-- What is expected --
Extract every record, keeping each one exactly as it is.

-- Records that describe figures --
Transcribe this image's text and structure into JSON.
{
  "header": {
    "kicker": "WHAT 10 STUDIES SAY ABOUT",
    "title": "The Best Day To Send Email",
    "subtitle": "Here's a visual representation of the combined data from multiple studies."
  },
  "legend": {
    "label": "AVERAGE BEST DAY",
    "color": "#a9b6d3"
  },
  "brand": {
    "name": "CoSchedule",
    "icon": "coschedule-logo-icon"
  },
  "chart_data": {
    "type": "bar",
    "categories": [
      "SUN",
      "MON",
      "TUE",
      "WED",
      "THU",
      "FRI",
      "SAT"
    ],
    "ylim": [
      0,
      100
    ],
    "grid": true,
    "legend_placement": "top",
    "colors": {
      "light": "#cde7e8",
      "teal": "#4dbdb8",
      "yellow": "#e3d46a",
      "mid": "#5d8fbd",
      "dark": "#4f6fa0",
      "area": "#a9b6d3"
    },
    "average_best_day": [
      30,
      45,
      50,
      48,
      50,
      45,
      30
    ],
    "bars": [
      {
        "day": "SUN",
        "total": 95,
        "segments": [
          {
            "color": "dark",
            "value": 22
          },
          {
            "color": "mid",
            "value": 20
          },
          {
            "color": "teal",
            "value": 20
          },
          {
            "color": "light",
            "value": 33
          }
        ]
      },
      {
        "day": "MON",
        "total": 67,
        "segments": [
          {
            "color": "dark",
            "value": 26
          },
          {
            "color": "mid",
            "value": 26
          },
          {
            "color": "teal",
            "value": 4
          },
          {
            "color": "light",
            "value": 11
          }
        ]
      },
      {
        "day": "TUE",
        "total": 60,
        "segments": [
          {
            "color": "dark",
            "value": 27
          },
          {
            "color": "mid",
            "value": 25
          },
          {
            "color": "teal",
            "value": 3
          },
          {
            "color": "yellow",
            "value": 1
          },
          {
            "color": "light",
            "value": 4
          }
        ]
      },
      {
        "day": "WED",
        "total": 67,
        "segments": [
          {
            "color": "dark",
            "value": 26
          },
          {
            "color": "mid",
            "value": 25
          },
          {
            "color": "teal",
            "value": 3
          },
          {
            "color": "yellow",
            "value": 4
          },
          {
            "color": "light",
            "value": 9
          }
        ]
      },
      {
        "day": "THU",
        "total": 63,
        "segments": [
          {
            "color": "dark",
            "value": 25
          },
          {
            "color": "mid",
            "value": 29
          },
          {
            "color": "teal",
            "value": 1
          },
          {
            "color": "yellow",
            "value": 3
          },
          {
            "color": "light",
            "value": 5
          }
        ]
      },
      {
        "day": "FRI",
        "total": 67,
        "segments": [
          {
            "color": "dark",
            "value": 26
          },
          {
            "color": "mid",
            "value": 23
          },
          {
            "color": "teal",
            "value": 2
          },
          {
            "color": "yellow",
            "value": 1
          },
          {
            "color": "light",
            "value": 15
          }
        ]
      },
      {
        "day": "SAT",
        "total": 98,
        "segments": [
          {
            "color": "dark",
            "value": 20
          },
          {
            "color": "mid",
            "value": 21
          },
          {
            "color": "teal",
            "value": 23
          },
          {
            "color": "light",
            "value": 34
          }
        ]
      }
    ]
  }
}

-- Response --
Transcribe this image's text and structure into JSON.
{
  "header": {
    "kicker": "WHAT 10 STUDIES SAY ABOUT",
    "title": "The Best Day To Send Email",
    "subtitle": "Here's a visual representation of the combined data from multiple studies."
  },
  "legend": {
    "label": "AVERAGE BEST DAY",
    "color": "#a9b6d3"
  },
  "brand": {
    "name": "CoSchedule",
    "icon": "coschedule-logo-icon"
  },
  "chart_data": {
    "type": "bar",
    "categories": [
      "SUN",
      "MON",
      "TUE",
      "WED",
      "THU",
      "FRI",
      "SAT"
    ],
    "ylim": [
      0,
      100
    ],
    "grid": true,
    "legend_placement": "top",
    "colors": {
      "light": "#cde7e8",
      "teal": "#4dbdb8",
      "yellow": "#e3d46a",
      "mid": "#5d8fbd",
      "dark": "#4f6fa0",
      "area": "#a9b6d3"
    },
    "average_best_day": [
      30,
      45,
      50,
      48,
      50,
      45,
      30
    ],
    "bars": [
      {
        "day": "SUN",
        "total": 95,
        "segments": [
          {
            "color": "dark",
            "value": 22
          },
          {
            "color": "mid",
            "value": 20
          },
          {
            "color": "teal",
            "value": 20
          },
          {
            "color": "light",
            "value": 33
          }
        ]
      },
      {
        "day": "MON",
        "total": 67,
        "segments": [
          {
            "color": "dark",
            "value": 26
          },
          {
            "color": "mid",
            "value": 26
          },
          {
            "color": "teal",
            "value": 4
          },
          {
            "color": "light",
            "value": 11
          }
        ]
      },
      {
        "day": "TUE",
        "total": 60,
        "segments": [
          {
            "color": "dark",
            "value": 27
          },
          {
            "color": "mid",
            "value": 25
          },
          {
            "color": "teal",
            "value": 3
          },
          {
            "color": "yellow",
            "value": 1
          },
          {
            "color": "light",
            "value": 4
          }
        ]
      },
      {
        "day": "WED",
        "total": 67,
        "segments": [
          {
            "color": "dark",
            "value": 26
          },
          {
            "color": "mid",
            "value": 25
          },
          {
            "color": "teal",
            "value": 3
          },
          {
            "color": "yellow",
            "value": 4
          },
          {
            "color": "light",
            "value": 9
          }
        ]
      },
      {
        "day": "THU",
        "total": 63,
        "segments": [
          {
            "color": "dark",
            "value": 25
          },
          {
            "color": "mid",
            "value": 29
          },
          {
            "color": "teal",
            "value": 1
          },
          {
            "color": "yellow",
            "value": 3
          },
          {
            "color": "light",
            "value": 5
          }
        ]
      },
      {
        "day": "FRI",
        "total": 67,
        "segments": [
          {
            "color": "dark",
            "value": 26
          },
          {
            "color": "mid",
            "value": 23
          },
          {
            "color": "teal",
            "value": 2
          },
          {
            "color": "yellow",
            "value": 1
          },
          {
            "color": "light",
            "value": 15
          }
        ]
      },
      {
        "day": "SAT",
        "total": 98,
        "segments": [
          {
            "color": "dark",
            "value": 20
          },
          {
            "color": "mid",
            "value": 21
          },
          {
            "color": "teal",
            "value": 23
          },
          {
            "color": "light",
            "value": 34
          }
        ]
      }
    ]
  }
}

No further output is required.